§ WHAT TO PRODUCE
Show each line of the entries below that contains the string "elements".

§ EXTRACTED MATERIAL

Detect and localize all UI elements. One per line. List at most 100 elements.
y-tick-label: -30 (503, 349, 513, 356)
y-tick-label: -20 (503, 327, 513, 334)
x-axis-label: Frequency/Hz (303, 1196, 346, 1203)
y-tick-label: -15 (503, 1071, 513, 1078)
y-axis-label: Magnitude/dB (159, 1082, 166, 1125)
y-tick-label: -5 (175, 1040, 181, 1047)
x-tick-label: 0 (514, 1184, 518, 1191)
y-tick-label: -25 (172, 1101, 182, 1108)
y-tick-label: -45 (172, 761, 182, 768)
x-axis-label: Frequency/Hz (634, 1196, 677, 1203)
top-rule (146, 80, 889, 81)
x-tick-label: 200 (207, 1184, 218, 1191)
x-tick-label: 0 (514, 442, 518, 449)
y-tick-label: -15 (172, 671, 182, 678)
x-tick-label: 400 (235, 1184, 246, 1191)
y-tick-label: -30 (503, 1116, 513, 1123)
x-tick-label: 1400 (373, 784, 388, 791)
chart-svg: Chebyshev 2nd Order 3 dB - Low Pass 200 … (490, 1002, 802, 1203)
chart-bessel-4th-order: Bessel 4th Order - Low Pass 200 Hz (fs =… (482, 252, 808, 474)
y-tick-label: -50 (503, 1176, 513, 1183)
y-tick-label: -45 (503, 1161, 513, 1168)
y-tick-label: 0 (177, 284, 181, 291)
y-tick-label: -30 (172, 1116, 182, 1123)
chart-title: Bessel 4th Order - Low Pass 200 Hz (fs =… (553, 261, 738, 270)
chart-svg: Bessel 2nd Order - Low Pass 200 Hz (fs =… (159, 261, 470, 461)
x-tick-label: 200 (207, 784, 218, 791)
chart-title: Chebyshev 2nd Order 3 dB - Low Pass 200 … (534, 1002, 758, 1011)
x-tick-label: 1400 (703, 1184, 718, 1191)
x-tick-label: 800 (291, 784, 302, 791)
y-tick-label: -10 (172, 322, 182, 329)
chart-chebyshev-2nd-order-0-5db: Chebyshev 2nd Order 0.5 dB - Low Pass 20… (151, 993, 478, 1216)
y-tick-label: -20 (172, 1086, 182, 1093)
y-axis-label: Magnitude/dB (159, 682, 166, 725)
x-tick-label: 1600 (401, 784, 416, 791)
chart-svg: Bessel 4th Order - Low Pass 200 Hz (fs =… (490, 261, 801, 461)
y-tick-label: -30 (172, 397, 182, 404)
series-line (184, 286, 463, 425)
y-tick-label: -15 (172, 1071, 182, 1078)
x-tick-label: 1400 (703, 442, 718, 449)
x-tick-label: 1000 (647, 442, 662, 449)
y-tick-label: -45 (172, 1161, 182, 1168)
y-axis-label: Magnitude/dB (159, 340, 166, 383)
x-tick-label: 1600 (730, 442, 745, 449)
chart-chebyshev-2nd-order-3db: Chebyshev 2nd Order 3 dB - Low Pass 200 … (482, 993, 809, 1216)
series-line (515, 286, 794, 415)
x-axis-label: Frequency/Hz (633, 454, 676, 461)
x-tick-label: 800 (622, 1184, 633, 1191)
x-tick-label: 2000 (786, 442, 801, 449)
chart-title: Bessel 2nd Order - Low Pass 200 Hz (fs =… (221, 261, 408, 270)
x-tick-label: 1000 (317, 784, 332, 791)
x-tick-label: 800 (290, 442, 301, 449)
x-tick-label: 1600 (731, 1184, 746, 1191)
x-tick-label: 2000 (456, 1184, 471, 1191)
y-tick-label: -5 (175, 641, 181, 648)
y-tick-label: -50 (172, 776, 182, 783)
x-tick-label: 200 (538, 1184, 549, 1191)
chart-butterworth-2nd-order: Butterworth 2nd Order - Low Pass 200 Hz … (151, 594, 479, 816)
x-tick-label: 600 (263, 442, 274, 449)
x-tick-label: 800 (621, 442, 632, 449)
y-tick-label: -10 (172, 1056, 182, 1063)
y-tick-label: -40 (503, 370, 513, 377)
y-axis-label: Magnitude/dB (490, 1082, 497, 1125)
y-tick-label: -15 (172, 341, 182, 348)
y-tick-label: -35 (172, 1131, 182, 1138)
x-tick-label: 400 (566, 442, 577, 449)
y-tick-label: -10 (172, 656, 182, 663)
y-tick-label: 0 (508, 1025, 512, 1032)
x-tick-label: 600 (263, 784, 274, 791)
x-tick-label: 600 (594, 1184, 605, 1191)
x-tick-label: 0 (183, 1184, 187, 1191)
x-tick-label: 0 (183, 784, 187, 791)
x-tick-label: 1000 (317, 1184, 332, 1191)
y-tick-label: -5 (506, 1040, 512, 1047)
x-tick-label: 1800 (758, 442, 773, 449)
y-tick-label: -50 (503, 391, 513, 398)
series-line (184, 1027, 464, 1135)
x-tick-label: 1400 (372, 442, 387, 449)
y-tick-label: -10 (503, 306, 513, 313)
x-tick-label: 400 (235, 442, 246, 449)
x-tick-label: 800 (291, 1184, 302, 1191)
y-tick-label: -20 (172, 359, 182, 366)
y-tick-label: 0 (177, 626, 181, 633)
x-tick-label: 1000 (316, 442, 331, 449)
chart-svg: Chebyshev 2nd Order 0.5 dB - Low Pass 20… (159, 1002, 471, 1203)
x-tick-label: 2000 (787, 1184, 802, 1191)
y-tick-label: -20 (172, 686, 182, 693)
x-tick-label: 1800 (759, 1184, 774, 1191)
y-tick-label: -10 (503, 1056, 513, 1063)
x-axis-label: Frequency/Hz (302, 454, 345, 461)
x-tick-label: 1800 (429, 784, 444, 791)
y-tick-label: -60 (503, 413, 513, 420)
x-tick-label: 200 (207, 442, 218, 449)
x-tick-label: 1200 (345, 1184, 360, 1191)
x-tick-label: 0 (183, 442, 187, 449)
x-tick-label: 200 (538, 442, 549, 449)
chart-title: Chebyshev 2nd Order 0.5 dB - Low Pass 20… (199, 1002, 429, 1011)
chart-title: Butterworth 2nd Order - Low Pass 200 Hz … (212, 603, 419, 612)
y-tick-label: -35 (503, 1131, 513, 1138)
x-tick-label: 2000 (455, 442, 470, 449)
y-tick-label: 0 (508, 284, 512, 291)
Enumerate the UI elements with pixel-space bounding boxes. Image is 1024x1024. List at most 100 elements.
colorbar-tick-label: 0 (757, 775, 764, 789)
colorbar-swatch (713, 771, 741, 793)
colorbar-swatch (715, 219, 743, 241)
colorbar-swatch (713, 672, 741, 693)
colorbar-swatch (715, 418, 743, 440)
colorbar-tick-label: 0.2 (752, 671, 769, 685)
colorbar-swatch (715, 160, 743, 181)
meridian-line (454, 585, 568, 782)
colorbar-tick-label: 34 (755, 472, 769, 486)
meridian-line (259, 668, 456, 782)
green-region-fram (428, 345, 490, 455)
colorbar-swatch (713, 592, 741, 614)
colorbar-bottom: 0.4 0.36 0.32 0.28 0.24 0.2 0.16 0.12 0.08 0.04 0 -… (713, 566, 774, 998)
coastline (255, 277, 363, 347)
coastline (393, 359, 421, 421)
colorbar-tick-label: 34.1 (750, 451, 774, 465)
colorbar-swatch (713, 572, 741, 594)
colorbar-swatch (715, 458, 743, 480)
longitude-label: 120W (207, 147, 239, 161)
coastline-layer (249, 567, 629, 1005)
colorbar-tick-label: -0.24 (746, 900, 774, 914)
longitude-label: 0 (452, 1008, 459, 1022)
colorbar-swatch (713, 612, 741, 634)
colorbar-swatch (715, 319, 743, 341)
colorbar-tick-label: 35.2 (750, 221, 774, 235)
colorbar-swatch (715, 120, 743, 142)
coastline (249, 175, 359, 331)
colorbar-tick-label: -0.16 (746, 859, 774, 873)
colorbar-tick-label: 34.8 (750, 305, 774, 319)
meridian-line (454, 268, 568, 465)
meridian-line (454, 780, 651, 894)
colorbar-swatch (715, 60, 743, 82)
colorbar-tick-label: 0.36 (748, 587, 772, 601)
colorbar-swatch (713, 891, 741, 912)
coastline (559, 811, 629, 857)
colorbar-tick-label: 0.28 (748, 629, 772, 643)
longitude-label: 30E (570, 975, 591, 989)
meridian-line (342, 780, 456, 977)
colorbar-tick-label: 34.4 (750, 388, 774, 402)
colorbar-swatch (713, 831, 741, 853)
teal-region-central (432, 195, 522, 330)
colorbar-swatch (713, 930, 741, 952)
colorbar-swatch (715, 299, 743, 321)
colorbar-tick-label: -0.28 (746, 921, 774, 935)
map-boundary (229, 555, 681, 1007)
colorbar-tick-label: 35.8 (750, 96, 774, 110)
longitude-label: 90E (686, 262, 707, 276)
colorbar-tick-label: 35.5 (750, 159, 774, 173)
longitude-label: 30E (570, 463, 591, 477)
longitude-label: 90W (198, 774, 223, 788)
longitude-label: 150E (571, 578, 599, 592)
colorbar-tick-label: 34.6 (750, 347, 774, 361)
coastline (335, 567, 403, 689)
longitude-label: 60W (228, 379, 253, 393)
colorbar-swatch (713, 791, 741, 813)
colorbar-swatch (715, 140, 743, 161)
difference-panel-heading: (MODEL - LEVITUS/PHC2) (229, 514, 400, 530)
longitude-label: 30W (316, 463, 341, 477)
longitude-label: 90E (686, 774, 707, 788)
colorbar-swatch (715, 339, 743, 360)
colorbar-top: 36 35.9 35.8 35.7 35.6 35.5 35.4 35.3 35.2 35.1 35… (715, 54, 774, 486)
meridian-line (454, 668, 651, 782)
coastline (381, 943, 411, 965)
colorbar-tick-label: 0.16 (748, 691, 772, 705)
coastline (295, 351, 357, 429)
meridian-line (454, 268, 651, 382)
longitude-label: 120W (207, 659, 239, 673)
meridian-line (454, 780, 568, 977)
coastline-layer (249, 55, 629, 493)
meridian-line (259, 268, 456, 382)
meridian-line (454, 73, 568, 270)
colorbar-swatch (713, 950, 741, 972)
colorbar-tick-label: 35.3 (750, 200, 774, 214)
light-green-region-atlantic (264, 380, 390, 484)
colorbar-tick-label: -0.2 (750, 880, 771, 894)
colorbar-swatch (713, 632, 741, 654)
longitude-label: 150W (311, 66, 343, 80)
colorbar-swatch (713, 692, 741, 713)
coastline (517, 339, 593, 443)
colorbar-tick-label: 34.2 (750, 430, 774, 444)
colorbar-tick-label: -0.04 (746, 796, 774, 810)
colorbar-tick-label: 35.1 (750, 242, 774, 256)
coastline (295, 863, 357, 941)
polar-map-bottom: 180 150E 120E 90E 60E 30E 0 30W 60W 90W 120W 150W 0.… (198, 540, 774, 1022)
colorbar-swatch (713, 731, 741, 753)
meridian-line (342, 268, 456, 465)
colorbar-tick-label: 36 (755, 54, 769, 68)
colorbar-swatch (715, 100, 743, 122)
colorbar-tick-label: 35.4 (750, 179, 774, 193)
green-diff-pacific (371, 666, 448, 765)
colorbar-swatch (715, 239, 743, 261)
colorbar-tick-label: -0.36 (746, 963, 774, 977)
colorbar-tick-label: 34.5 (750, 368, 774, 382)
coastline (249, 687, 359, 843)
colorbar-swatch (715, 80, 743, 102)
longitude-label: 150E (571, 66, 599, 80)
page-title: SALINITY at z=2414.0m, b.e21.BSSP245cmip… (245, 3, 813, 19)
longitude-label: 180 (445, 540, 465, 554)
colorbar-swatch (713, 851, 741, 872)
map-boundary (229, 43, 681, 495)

§ OUTPUT BELOW
Detect and localize all UI elements. One per line. List at most 100 elements.
Enumerate the UI elements with pixel-space bounding boxes. Image is 1024x1024. List at most 100 elements.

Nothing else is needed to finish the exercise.